▸ **Set exercise**
Your task is to filter the data below down to the lines holding "团委副书记候选人杨焕广".

=== Excerpted records ===

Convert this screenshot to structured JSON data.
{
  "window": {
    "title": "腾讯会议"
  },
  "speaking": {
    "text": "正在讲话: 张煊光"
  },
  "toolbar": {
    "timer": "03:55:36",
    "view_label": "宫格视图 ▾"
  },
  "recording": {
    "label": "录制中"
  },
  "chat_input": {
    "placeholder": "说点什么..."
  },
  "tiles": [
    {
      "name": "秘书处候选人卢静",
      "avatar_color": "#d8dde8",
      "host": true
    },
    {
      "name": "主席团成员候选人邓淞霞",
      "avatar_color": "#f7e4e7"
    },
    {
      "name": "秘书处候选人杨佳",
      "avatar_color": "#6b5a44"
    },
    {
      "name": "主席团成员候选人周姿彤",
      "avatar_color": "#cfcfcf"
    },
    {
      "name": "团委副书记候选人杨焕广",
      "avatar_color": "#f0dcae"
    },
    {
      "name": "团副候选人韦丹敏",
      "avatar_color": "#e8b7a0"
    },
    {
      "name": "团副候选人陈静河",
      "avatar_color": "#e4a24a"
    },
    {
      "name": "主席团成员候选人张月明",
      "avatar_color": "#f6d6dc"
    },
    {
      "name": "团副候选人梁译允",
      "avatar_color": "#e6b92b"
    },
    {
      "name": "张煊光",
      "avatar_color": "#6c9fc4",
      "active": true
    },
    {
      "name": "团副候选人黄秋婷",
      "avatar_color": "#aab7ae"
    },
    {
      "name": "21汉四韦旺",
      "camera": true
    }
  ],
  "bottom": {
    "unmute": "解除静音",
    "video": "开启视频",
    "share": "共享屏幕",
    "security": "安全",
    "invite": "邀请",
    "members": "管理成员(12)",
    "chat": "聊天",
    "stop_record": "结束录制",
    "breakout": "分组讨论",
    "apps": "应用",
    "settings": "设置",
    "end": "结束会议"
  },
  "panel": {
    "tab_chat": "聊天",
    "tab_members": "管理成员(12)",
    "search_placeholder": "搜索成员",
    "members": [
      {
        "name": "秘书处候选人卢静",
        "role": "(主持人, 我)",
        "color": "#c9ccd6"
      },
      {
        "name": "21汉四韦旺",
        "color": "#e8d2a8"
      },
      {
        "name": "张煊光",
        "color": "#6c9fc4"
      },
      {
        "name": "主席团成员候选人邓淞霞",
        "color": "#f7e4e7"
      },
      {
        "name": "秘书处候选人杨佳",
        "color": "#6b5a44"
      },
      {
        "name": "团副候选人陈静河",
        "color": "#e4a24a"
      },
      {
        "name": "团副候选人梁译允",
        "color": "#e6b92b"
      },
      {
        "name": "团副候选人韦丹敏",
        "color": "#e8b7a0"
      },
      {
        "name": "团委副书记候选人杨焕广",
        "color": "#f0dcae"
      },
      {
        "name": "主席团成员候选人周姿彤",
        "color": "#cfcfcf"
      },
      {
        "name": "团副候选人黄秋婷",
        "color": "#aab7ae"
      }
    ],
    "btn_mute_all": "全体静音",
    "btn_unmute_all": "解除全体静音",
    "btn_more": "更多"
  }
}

===

▸ **Written solution**
      "name": "团委副书记候选人杨焕广",
        "name": "团委副书记候选人杨焕广",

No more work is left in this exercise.